> [Aim of the exercise]: Give the material once more, word for word, without any images.

Stored data entries
.....
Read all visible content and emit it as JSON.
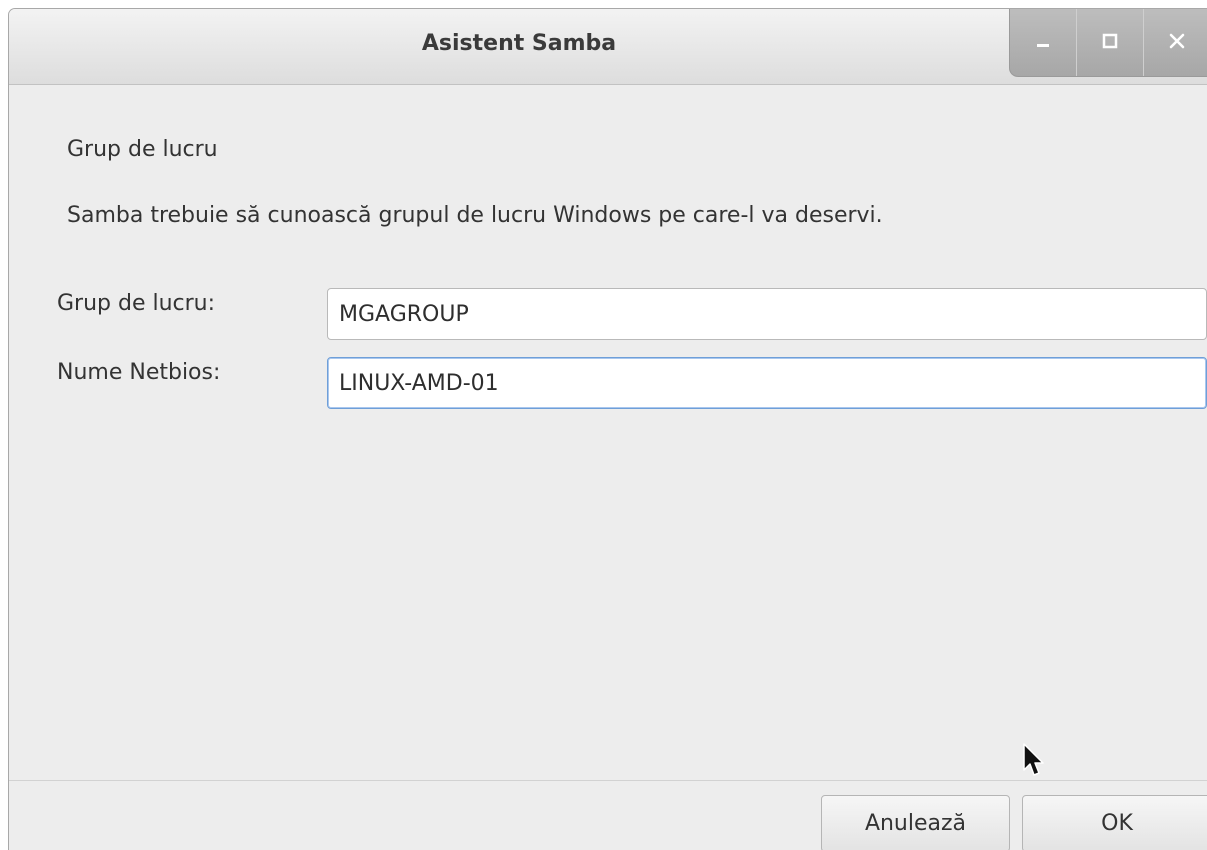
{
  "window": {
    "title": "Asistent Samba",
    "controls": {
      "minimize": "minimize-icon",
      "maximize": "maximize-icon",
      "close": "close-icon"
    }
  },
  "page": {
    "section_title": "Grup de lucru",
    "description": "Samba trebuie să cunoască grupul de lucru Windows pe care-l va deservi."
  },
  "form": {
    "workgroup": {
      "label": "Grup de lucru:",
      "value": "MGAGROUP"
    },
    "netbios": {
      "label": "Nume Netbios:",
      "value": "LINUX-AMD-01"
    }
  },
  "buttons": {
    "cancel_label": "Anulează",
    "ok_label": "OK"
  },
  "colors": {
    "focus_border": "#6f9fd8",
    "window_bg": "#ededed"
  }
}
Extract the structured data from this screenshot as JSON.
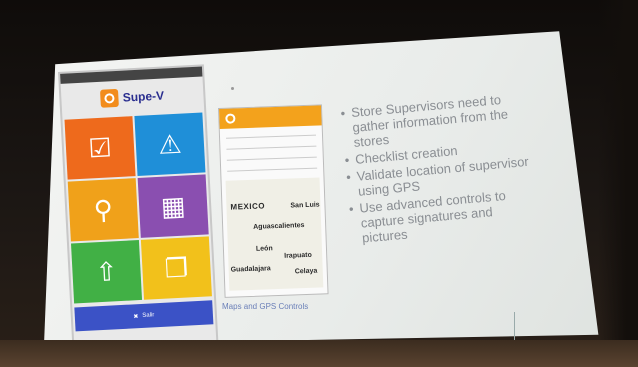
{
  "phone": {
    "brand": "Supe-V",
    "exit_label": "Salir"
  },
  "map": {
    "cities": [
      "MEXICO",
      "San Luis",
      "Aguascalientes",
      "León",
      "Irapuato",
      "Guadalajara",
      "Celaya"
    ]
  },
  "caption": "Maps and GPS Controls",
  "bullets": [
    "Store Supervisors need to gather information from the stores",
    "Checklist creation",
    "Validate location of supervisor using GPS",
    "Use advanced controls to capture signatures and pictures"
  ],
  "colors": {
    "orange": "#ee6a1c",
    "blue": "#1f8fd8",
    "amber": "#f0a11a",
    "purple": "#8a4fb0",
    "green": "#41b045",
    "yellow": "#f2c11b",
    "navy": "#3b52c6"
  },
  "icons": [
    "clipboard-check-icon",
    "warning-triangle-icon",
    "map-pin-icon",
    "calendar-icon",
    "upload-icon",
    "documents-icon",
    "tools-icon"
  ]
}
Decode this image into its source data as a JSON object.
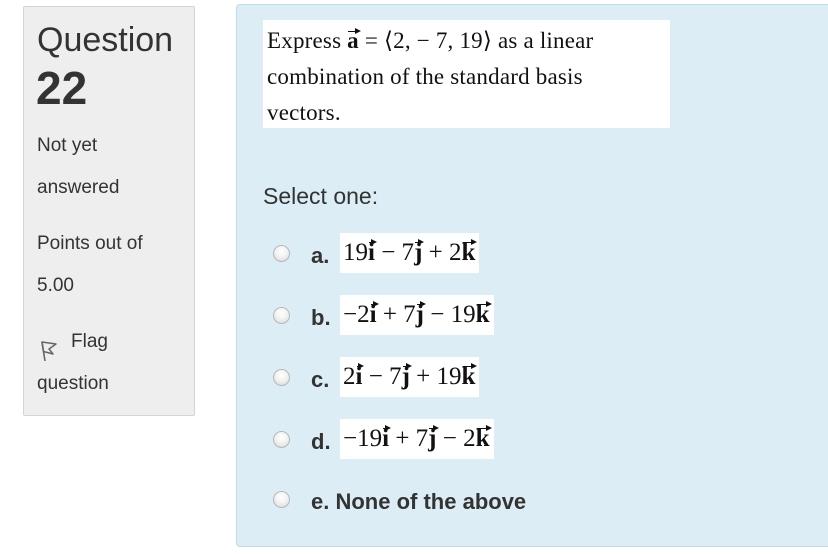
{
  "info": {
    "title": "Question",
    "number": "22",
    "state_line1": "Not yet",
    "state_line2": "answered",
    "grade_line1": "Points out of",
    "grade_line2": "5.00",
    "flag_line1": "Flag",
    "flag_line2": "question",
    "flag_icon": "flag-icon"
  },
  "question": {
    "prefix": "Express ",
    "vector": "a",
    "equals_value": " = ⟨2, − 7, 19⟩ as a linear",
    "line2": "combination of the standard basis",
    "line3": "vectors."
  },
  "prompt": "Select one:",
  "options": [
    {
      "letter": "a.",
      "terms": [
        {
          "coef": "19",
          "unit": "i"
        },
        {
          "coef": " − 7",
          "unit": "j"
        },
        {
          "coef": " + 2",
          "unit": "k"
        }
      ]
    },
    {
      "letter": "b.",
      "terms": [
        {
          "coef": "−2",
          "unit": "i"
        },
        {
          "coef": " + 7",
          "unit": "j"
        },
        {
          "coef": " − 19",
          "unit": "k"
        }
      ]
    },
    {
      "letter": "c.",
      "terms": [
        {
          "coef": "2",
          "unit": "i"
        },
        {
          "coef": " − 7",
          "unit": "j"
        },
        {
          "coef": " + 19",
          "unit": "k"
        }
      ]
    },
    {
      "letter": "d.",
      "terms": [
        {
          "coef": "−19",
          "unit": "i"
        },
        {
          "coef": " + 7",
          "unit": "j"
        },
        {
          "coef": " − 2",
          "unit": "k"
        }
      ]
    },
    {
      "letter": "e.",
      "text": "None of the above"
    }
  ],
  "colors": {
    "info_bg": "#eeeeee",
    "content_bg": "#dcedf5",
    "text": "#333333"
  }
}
.....
> [Task response]:
Read all visible content and emit it as JSON.
{
  "window": {
    "title": "Asistent Samba",
    "controls": {
      "minimize": "minimize-icon",
      "maximize": "maximize-icon",
      "close": "close-icon"
    }
  },
  "page": {
    "section_title": "Grup de lucru",
    "description": "Samba trebuie să cunoască grupul de lucru Windows pe care-l va deservi."
  },
  "form": {
    "workgroup": {
      "label": "Grup de lucru:",
      "value": "MGAGROUP"
    },
    "netbios": {
      "label": "Nume Netbios:",
      "value": "LINUX-AMD-01"
    }
  },
  "buttons": {
    "cancel_label": "Anulează",
    "ok_label": "OK"
  },
  "colors": {
    "focus_border": "#6f9fd8",
    "window_bg": "#ededed"
  }
}
Extract the structured data from this screenshot as JSON.
{
  "phone": {
    "brand": "Supe-V",
    "exit_label": "Salir"
  },
  "map": {
    "cities": [
      "MEXICO",
      "San Luis",
      "Aguascalientes",
      "León",
      "Irapuato",
      "Guadalajara",
      "Celaya"
    ]
  },
  "caption": "Maps and GPS Controls",
  "bullets": [
    "Store Supervisors need to gather information from the stores",
    "Checklist creation",
    "Validate location of supervisor using GPS",
    "Use advanced controls to capture signatures and pictures"
  ],
  "colors": {
    "orange": "#ee6a1c",
    "blue": "#1f8fd8",
    "amber": "#f0a11a",
    "purple": "#8a4fb0",
    "green": "#41b045",
    "yellow": "#f2c11b",
    "navy": "#3b52c6"
  },
  "icons": [
    "clipboard-check-icon",
    "warning-triangle-icon",
    "map-pin-icon",
    "calendar-icon",
    "upload-icon",
    "documents-icon",
    "tools-icon"
  ]
}
Decode this image into its source data as a JSON object.
{
  "info": {
    "title": "Question",
    "number": "22",
    "state_line1": "Not yet",
    "state_line2": "answered",
    "grade_line1": "Points out of",
    "grade_line2": "5.00",
    "flag_line1": "Flag",
    "flag_line2": "question",
    "flag_icon": "flag-icon"
  },
  "question": {
    "prefix": "Express ",
    "vector": "a",
    "equals_value": " = ⟨2, − 7, 19⟩ as a linear",
    "line2": "combination of the standard basis",
    "line3": "vectors."
  },
  "prompt": "Select one:",
  "options": [
    {
      "letter": "a.",
      "terms": [
        {
          "coef": "19",
          "unit": "i"
        },
        {
          "coef": " − 7",
          "unit": "j"
        },
        {
          "coef": " + 2",
          "unit": "k"
        }
      ]
    },
    {
      "letter": "b.",
      "terms": [
        {
          "coef": "−2",
          "unit": "i"
        },
        {
          "coef": " + 7",
          "unit": "j"
        },
        {
          "coef": " − 19",
          "unit": "k"
        }
      ]
    },
    {
      "letter": "c.",
      "terms": [
        {
          "coef": "2",
          "unit": "i"
        },
        {
          "coef": " − 7",
          "unit": "j"
        },
        {
          "coef": " + 19",
          "unit": "k"
        }
      ]
    },
    {
      "letter": "d.",
      "terms": [
        {
          "coef": "−19",
          "unit": "i"
        },
        {
          "coef": " + 7",
          "unit": "j"
        },
        {
          "coef": " − 2",
          "unit": "k"
        }
      ]
    },
    {
      "letter": "e.",
      "text": "None of the above"
    }
  ],
  "colors": {
    "info_bg": "#eeeeee",
    "content_bg": "#dcedf5",
    "text": "#333333"
  }
}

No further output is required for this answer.